_Instructions to follow_
Duplicate the part of the material that opens with the line containing "magic-wand-icon[interactable]: ✦ bbox=[53, 66, 61, 73]" and closes with the line containing "color-swatch[interactable] bbox=[449, 117, 454, 123]", including both of those lines.

____

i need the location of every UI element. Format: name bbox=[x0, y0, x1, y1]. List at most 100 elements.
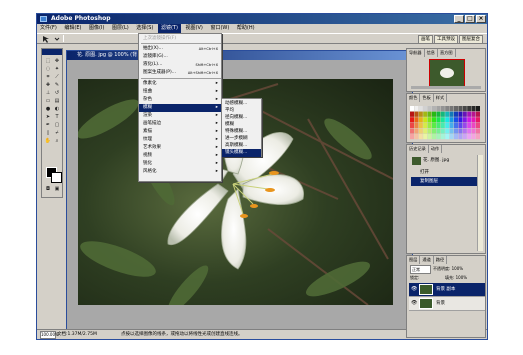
magic-wand-icon[interactable]: ✦ bbox=[53, 66, 61, 73]
color-swatch[interactable] bbox=[414, 111, 419, 117]
color-swatch[interactable] bbox=[440, 128, 445, 134]
color-swatch[interactable] bbox=[471, 111, 476, 117]
color-swatch[interactable] bbox=[423, 134, 428, 140]
color-swatch[interactable] bbox=[476, 111, 480, 117]
menu-item-liquify[interactable]: 液化(L)... Shift+Ctrl+X bbox=[139, 61, 221, 69]
color-swatch[interactable] bbox=[449, 117, 454, 123]
menu-item-texture[interactable]: 纹理 ▸ bbox=[139, 136, 221, 144]
tab-layer-comps[interactable]: 图层复合 bbox=[459, 35, 483, 44]
color-swatch[interactable] bbox=[418, 117, 423, 123]
color-swatch[interactable] bbox=[414, 122, 419, 128]
color-swatch[interactable] bbox=[458, 111, 463, 117]
tab-actions[interactable]: 动作 bbox=[429, 145, 443, 153]
color-swatch[interactable] bbox=[427, 117, 432, 123]
color-swatch[interactable] bbox=[462, 106, 467, 112]
color-swatch[interactable] bbox=[410, 128, 414, 134]
color-swatch[interactable] bbox=[414, 106, 419, 112]
color-swatch[interactable] bbox=[449, 122, 454, 128]
layer-row-background[interactable]: 👁 背景 bbox=[409, 297, 485, 311]
opacity-field[interactable]: 不透明度: 100% bbox=[433, 265, 463, 273]
eraser-tool-icon[interactable]: ▭ bbox=[44, 98, 52, 105]
color-swatch[interactable] bbox=[436, 106, 441, 112]
color-swatch[interactable] bbox=[423, 117, 428, 123]
history-snapshot[interactable]: 花. 原图. jpg bbox=[411, 156, 481, 166]
tab-histogram[interactable]: 直方图 bbox=[438, 49, 456, 57]
clone-stamp-icon[interactable]: ⊥ bbox=[44, 90, 52, 97]
color-swatch[interactable] bbox=[440, 134, 445, 140]
color-swatch[interactable] bbox=[462, 117, 467, 123]
color-swatch[interactable] bbox=[432, 111, 436, 117]
screen-mode-icon[interactable]: ▣ bbox=[53, 186, 61, 193]
color-swatch[interactable] bbox=[436, 122, 441, 128]
menu-view[interactable]: 视图(V) bbox=[183, 24, 206, 33]
tab-paths[interactable]: 路径 bbox=[434, 256, 448, 264]
tab-brushes[interactable]: 画笔 bbox=[418, 35, 433, 44]
color-swatch[interactable] bbox=[423, 122, 428, 128]
eye-icon[interactable]: 👁 bbox=[411, 301, 417, 306]
color-swatch[interactable] bbox=[410, 122, 414, 128]
move-tool-icon[interactable]: ✥ bbox=[53, 58, 61, 65]
history-row-duplicate-layer[interactable]: 复制图层 bbox=[411, 177, 481, 186]
tab-tool-presets[interactable]: 工具预设 bbox=[434, 35, 458, 44]
color-swatch[interactable] bbox=[410, 134, 414, 140]
type-tool-icon[interactable]: T bbox=[53, 114, 61, 121]
menu-window[interactable]: 窗口(W) bbox=[207, 24, 232, 33]
color-swatch[interactable] bbox=[440, 111, 445, 117]
color-swatch[interactable] bbox=[454, 106, 458, 112]
menu-item-extract[interactable]: 抽出(X)... Alt+Ctrl+X bbox=[139, 45, 221, 53]
color-swatch[interactable] bbox=[449, 134, 454, 140]
menu-item-pixelate[interactable]: 像素化 ▸ bbox=[139, 80, 221, 88]
tab-swatches[interactable]: 色板 bbox=[420, 94, 434, 102]
color-swatch[interactable] bbox=[414, 134, 419, 140]
history-brush-icon[interactable]: ↺ bbox=[53, 90, 61, 97]
color-swatch[interactable] bbox=[432, 134, 436, 140]
color-swatch[interactable] bbox=[458, 134, 463, 140]
menu-item-render[interactable]: 渲染 ▸ bbox=[139, 112, 221, 120]
color-swatch[interactable] bbox=[467, 134, 472, 140]
color-swatch[interactable] bbox=[418, 111, 423, 117]
menu-edit[interactable]: 编辑(E) bbox=[61, 24, 84, 33]
navigator-thumbnail[interactable] bbox=[429, 59, 465, 87]
color-swatch[interactable] bbox=[436, 134, 441, 140]
blend-mode-select[interactable]: 正常 bbox=[410, 265, 431, 274]
eye-icon[interactable]: 👁 bbox=[411, 287, 417, 292]
color-swatch[interactable] bbox=[414, 128, 419, 134]
color-swatch[interactable] bbox=[476, 122, 480, 128]
color-swatch[interactable] bbox=[445, 128, 450, 134]
healing-brush-icon[interactable]: ✚ bbox=[44, 82, 52, 89]
menu-item-video[interactable]: 视频 ▸ bbox=[139, 152, 221, 160]
zoom-field[interactable]: 100.00% bbox=[40, 331, 59, 339]
minimize-button[interactable]: _ bbox=[454, 15, 464, 23]
tab-navigator[interactable]: 导航器 bbox=[407, 49, 425, 57]
color-swatch[interactable] bbox=[458, 117, 463, 123]
color-swatch[interactable] bbox=[432, 106, 436, 112]
document-size[interactable]: 文档:1.37M/2.75M bbox=[57, 330, 97, 339]
notes-tool-icon[interactable]: ▯ bbox=[44, 130, 52, 137]
color-swatch[interactable] bbox=[436, 128, 441, 134]
color-swatch[interactable] bbox=[476, 106, 480, 112]
close-button[interactable]: × bbox=[476, 15, 486, 23]
color-swatch[interactable] bbox=[467, 117, 472, 123]
path-select-icon[interactable]: ➤ bbox=[44, 114, 52, 121]
color-swatch[interactable] bbox=[432, 117, 436, 123]
color-swatch[interactable] bbox=[454, 134, 458, 140]
color-swatch[interactable] bbox=[423, 106, 428, 112]
color-swatch[interactable] bbox=[458, 122, 463, 128]
chevron-down-icon[interactable] bbox=[54, 36, 60, 42]
color-swatch[interactable] bbox=[471, 134, 476, 140]
color-swatch[interactable] bbox=[410, 117, 414, 123]
menu-image[interactable]: 图像(I) bbox=[86, 24, 107, 33]
color-swatch[interactable] bbox=[432, 128, 436, 134]
color-swatch[interactable] bbox=[471, 117, 476, 123]
menu-item-sharpen[interactable]: 锐化 ▸ bbox=[139, 160, 221, 168]
color-swatch[interactable] bbox=[445, 111, 450, 117]
color-swatch[interactable] bbox=[432, 122, 436, 128]
menu-item-blur[interactable]: 模糊 ▸ bbox=[139, 104, 221, 112]
menu-item-pattern-maker[interactable]: 图案生成器(P)... Alt+Shift+Ctrl+X bbox=[139, 69, 221, 77]
color-swatch[interactable] bbox=[454, 117, 458, 123]
color-swatch[interactable] bbox=[445, 134, 450, 140]
lasso-tool-icon[interactable]: ◌ bbox=[44, 66, 52, 73]
color-swatch[interactable] bbox=[454, 111, 458, 117]
color-swatch[interactable] bbox=[467, 111, 472, 117]
menu-filter[interactable]: 滤镜(T) bbox=[157, 24, 181, 33]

____

_Answer_
magic-wand-icon[interactable]: ✦ bbox=[53, 66, 61, 73]
color-swatch[interactable] bbox=[414, 111, 419, 117]
color-swatch[interactable] bbox=[440, 128, 445, 134]
color-swatch[interactable] bbox=[471, 111, 476, 117]
color-swatch[interactable] bbox=[423, 134, 428, 140]
color-swatch[interactable] bbox=[476, 111, 480, 117]
menu-item-liquify[interactable]: 液化(L)... Shift+Ctrl+X bbox=[139, 61, 221, 69]
color-swatch[interactable] bbox=[449, 117, 454, 123]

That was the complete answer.